**Required work:** Every line of the listing must be reproduced as it stands. Leave the images behind.

──────── Task inputs

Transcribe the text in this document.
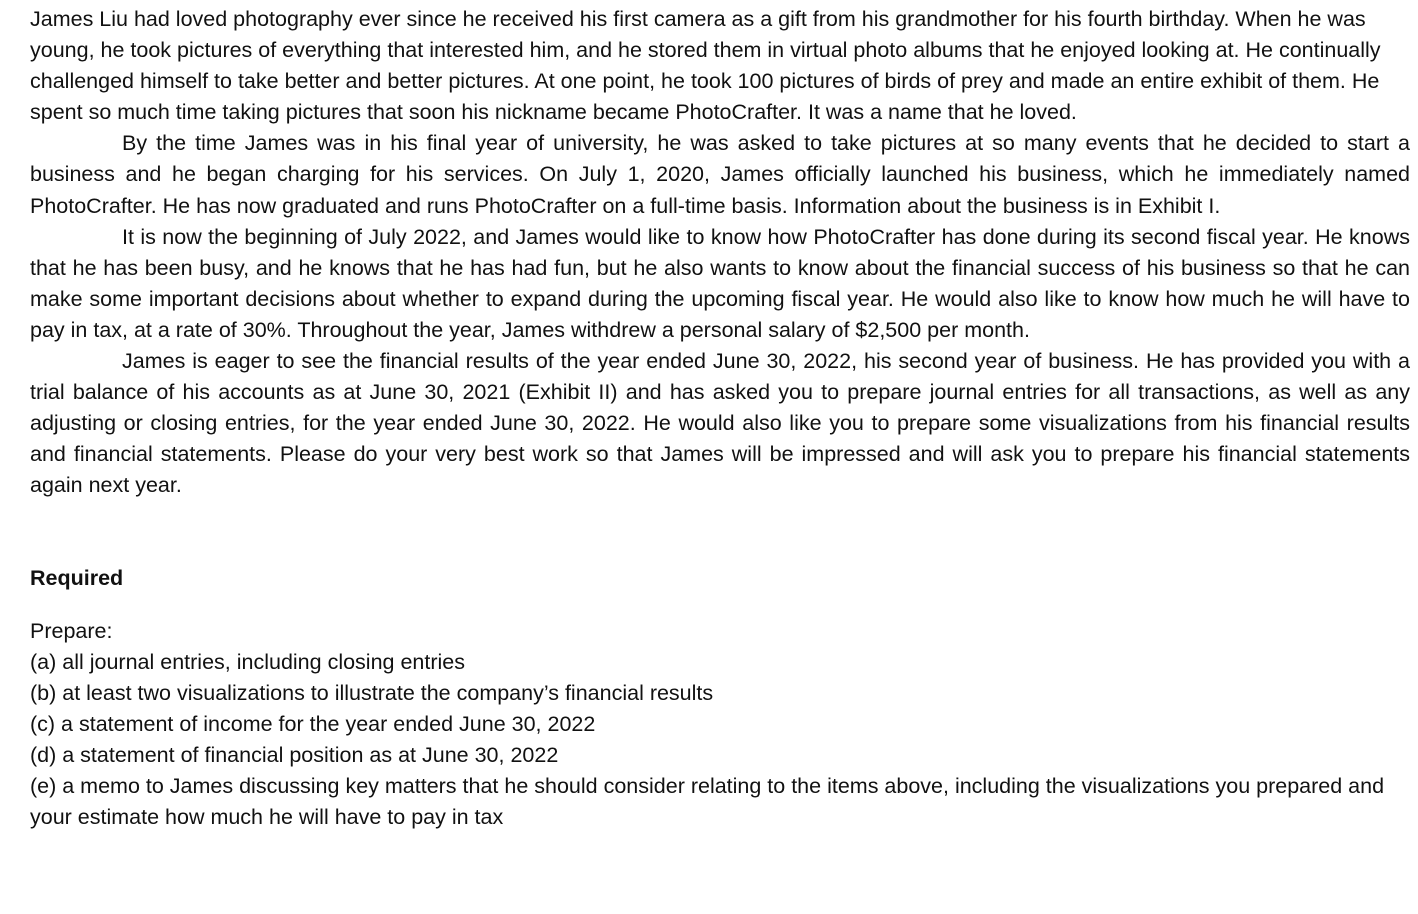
James Liu had loved photography ever since he received his first camera as a gift from his grandmother for his fourth birthday. When he was young, he took pictures of everything that interested him, and he stored them in virtual photo albums that he enjoyed looking at. He continually challenged himself to take better and better pictures. At one point, he took 100 pictures of birds of prey and made an entire exhibit of them. He spent so much time taking pictures that soon his nickname became PhotoCrafter. It was a name that he loved.

By the time James was in his final year of university, he was asked to take pictures at so many events that he decided to start a business and he began charging for his services. On July 1, 2020, James officially launched his business, which he immediately named PhotoCrafter. He has now graduated and runs PhotoCrafter on a full-time basis. Information about the business is in Exhibit I.

It is now the beginning of July 2022, and James would like to know how PhotoCrafter has done during its second fiscal year. He knows that he has been busy, and he knows that he has had fun, but he also wants to know about the financial success of his business so that he can make some important decisions about whether to expand during the upcoming fiscal year. He would also like to know how much he will have to pay in tax, at a rate of 30%. Throughout the year, James withdrew a personal salary of $2,500 per month.

James is eager to see the financial results of the year ended June 30, 2022, his second year of business. He has provided you with a trial balance of his accounts as at June 30, 2021 (Exhibit II) and has asked you to prepare journal entries for all transactions, as well as any adjusting or closing entries, for the year ended June 30, 2022. He would also like you to prepare some visualizations from his financial results and financial statements. Please do your very best work so that James will be impressed and will ask you to prepare his financial statements again next year.

Required

Prepare:

(a) all journal entries, including closing entries
(b) at least two visualizations to illustrate the company’s financial results
(c) a statement of income for the year ended June 30, 2022
(d) a statement of financial position as at June 30, 2022
(e) a memo to James discussing key matters that he should consider relating to the items above, including the visualizations you prepared and your estimate how much he will have to pay in tax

────────────────

**Full response:**
Transcribe the text in this document.
James Liu had loved photography ever since he received his first camera as a gift from his grandmother for his fourth birthday. When he was young, he took pictures of everything that interested him, and he stored them in virtual photo albums that he enjoyed looking at. He continually challenged himself to take better and better pictures. At one point, he took 100 pictures of birds of prey and made an entire exhibit of them. He spent so much time taking pictures that soon his nickname became PhotoCrafter. It was a name that he loved.

By the time James was in his final year of university, he was asked to take pictures at so many events that he decided to start a business and he began charging for his services. On July 1, 2020, James officially launched his business, which he immediately named PhotoCrafter. He has now graduated and runs PhotoCrafter on a full-time basis. Information about the business is in Exhibit I.

It is now the beginning of July 2022, and James would like to know how PhotoCrafter has done during its second fiscal year. He knows that he has been busy, and he knows that he has had fun, but he also wants to know about the financial success of his business so that he can make some important decisions about whether to expand during the upcoming fiscal year. He would also like to know how much he will have to pay in tax, at a rate of 30%. Throughout the year, James withdrew a personal salary of $2,500 per month.

James is eager to see the financial results of the year ended June 30, 2022, his second year of business. He has provided you with a trial balance of his accounts as at June 30, 2021 (Exhibit II) and has asked you to prepare journal entries for all transactions, as well as any adjusting or closing entries, for the year ended June 30, 2022. He would also like you to prepare some visualizations from his financial results and financial statements. Please do your very best work so that James will be impressed and will ask you to prepare his financial statements again next year.

Required

Prepare:

(a) all journal entries, including closing entries
(b) at least two visualizations to illustrate the company’s financial results
(c) a statement of income for the year ended June 30, 2022
(d) a statement of financial position as at June 30, 2022
(e) a memo to James discussing key matters that he should consider relating to the items above, including the visualizations you prepared and your estimate how much he will have to pay in tax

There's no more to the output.